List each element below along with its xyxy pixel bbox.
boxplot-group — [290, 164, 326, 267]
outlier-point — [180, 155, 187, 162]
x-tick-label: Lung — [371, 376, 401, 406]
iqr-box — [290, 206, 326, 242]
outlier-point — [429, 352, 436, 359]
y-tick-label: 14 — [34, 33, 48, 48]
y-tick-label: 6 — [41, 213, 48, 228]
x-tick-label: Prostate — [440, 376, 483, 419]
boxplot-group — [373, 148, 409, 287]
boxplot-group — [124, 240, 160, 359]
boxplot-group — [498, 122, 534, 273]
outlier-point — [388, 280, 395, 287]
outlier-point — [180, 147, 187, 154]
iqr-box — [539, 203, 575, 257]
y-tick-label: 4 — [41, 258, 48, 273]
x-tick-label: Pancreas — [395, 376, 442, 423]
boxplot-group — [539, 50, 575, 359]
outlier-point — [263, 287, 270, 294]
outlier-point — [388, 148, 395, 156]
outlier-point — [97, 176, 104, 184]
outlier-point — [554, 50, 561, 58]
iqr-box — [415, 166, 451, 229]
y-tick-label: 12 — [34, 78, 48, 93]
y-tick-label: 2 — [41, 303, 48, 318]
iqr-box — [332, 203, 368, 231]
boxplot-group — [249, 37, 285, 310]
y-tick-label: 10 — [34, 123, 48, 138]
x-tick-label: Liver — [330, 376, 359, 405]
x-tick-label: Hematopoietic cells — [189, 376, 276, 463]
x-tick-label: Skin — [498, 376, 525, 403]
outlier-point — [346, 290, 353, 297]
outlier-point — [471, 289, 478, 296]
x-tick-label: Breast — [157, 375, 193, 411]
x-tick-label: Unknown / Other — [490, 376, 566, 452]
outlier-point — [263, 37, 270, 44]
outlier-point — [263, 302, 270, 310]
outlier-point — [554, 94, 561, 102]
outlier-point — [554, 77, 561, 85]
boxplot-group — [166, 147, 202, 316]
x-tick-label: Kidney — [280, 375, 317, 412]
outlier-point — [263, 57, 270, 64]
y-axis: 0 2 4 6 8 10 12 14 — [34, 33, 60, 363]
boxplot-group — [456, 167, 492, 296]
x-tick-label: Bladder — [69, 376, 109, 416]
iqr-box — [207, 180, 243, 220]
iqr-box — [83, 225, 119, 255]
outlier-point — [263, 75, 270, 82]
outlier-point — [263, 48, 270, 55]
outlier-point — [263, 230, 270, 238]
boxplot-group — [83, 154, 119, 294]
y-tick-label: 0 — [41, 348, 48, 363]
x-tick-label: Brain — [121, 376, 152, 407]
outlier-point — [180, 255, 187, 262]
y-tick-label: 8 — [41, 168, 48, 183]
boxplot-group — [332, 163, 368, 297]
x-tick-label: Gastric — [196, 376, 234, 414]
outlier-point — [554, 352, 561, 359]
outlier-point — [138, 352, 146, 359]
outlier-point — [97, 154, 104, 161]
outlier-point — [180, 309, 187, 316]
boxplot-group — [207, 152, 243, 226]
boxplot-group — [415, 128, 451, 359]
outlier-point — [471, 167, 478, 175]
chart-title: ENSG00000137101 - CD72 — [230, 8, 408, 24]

==========

Within the listing above, find every line containing the string "boxplot" and return it.

boxplot-group — [290, 164, 326, 267]
boxplot-group — [373, 148, 409, 287]
boxplot-group — [124, 240, 160, 359]
boxplot-group — [498, 122, 534, 273]
boxplot-group — [539, 50, 575, 359]
boxplot-group — [249, 37, 285, 310]
boxplot-group — [166, 147, 202, 316]
boxplot-group — [456, 167, 492, 296]
boxplot-group — [83, 154, 119, 294]
boxplot-group — [332, 163, 368, 297]
boxplot-group — [207, 152, 243, 226]
boxplot-group — [415, 128, 451, 359]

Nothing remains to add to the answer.